Directive - Copy the records that follow exactly as written, but not their pictures.

Records provided -
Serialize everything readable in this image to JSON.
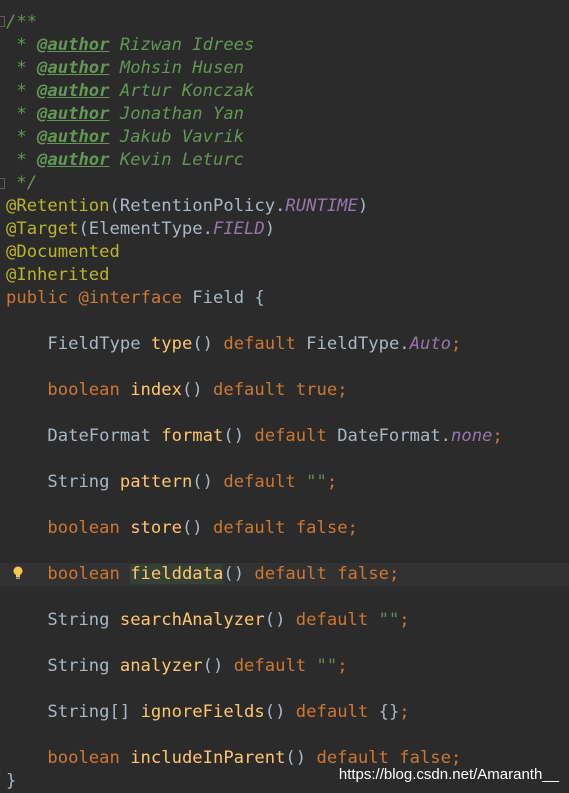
{
  "doc": {
    "open": "/**",
    "star": " * ",
    "author_tag": "@author",
    "authors": [
      "Rizwan Idrees",
      "Mohsin Husen",
      "Artur Konczak",
      "Jonathan Yan",
      "Jakub Vavrik",
      "Kevin Leturc"
    ],
    "close": " */"
  },
  "annotations": {
    "retention": "@Retention",
    "retention_arg": "RetentionPolicy.",
    "retention_const": "RUNTIME",
    "target": "@Target",
    "target_arg": "ElementType.",
    "target_const": "FIELD",
    "documented": "@Documented",
    "inherited": "@Inherited"
  },
  "declaration": {
    "public": "public",
    "at_interface": "@interface",
    "name": "Field",
    "open_brace": "{",
    "close_brace": "}"
  },
  "default_kw": "default",
  "methods": [
    {
      "type": "FieldType",
      "name": "type",
      "default_ref": "FieldType.",
      "default_const": "Auto"
    },
    {
      "type": "boolean",
      "name": "index",
      "default_literal": "true"
    },
    {
      "type": "DateFormat",
      "name": "format",
      "default_ref": "DateFormat.",
      "default_const": "none"
    },
    {
      "type": "String",
      "name": "pattern",
      "default_string": "\"\""
    },
    {
      "type": "boolean",
      "name": "store",
      "default_literal": "false"
    },
    {
      "type": "boolean",
      "name": "fielddata",
      "default_literal": "false"
    },
    {
      "type": "String",
      "name": "searchAnalyzer",
      "default_string": "\"\""
    },
    {
      "type": "String",
      "name": "analyzer",
      "default_string": "\"\""
    },
    {
      "type": "String[]",
      "name": "ignoreFields",
      "default_plain": "{}"
    },
    {
      "type": "boolean",
      "name": "includeInParent",
      "default_literal": "false"
    }
  ],
  "icons": {
    "bulb": "lightbulb-icon"
  },
  "watermark": "https://blog.csdn.net/Amaranth__",
  "colors": {
    "background": "#2b2b2b",
    "doc_comment": "#629755",
    "annotation": "#bbb529",
    "keyword": "#cc7832",
    "method": "#ffc66d",
    "constant": "#9876aa",
    "string": "#6a8759",
    "plain": "#a9b7c6"
  }
}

Result of the task -
Serialize everything readable in this image to JSON.
{
  "doc": {
    "open": "/**",
    "star": " * ",
    "author_tag": "@author",
    "authors": [
      "Rizwan Idrees",
      "Mohsin Husen",
      "Artur Konczak",
      "Jonathan Yan",
      "Jakub Vavrik",
      "Kevin Leturc"
    ],
    "close": " */"
  },
  "annotations": {
    "retention": "@Retention",
    "retention_arg": "RetentionPolicy.",
    "retention_const": "RUNTIME",
    "target": "@Target",
    "target_arg": "ElementType.",
    "target_const": "FIELD",
    "documented": "@Documented",
    "inherited": "@Inherited"
  },
  "declaration": {
    "public": "public",
    "at_interface": "@interface",
    "name": "Field",
    "open_brace": "{",
    "close_brace": "}"
  },
  "default_kw": "default",
  "methods": [
    {
      "type": "FieldType",
      "name": "type",
      "default_ref": "FieldType.",
      "default_const": "Auto"
    },
    {
      "type": "boolean",
      "name": "index",
      "default_literal": "true"
    },
    {
      "type": "DateFormat",
      "name": "format",
      "default_ref": "DateFormat.",
      "default_const": "none"
    },
    {
      "type": "String",
      "name": "pattern",
      "default_string": "\"\""
    },
    {
      "type": "boolean",
      "name": "store",
      "default_literal": "false"
    },
    {
      "type": "boolean",
      "name": "fielddata",
      "default_literal": "false"
    },
    {
      "type": "String",
      "name": "searchAnalyzer",
      "default_string": "\"\""
    },
    {
      "type": "String",
      "name": "analyzer",
      "default_string": "\"\""
    },
    {
      "type": "String[]",
      "name": "ignoreFields",
      "default_plain": "{}"
    },
    {
      "type": "boolean",
      "name": "includeInParent",
      "default_literal": "false"
    }
  ],
  "icons": {
    "bulb": "lightbulb-icon"
  },
  "watermark": "https://blog.csdn.net/Amaranth__",
  "colors": {
    "background": "#2b2b2b",
    "doc_comment": "#629755",
    "annotation": "#bbb529",
    "keyword": "#cc7832",
    "method": "#ffc66d",
    "constant": "#9876aa",
    "string": "#6a8759",
    "plain": "#a9b7c6"
  }
}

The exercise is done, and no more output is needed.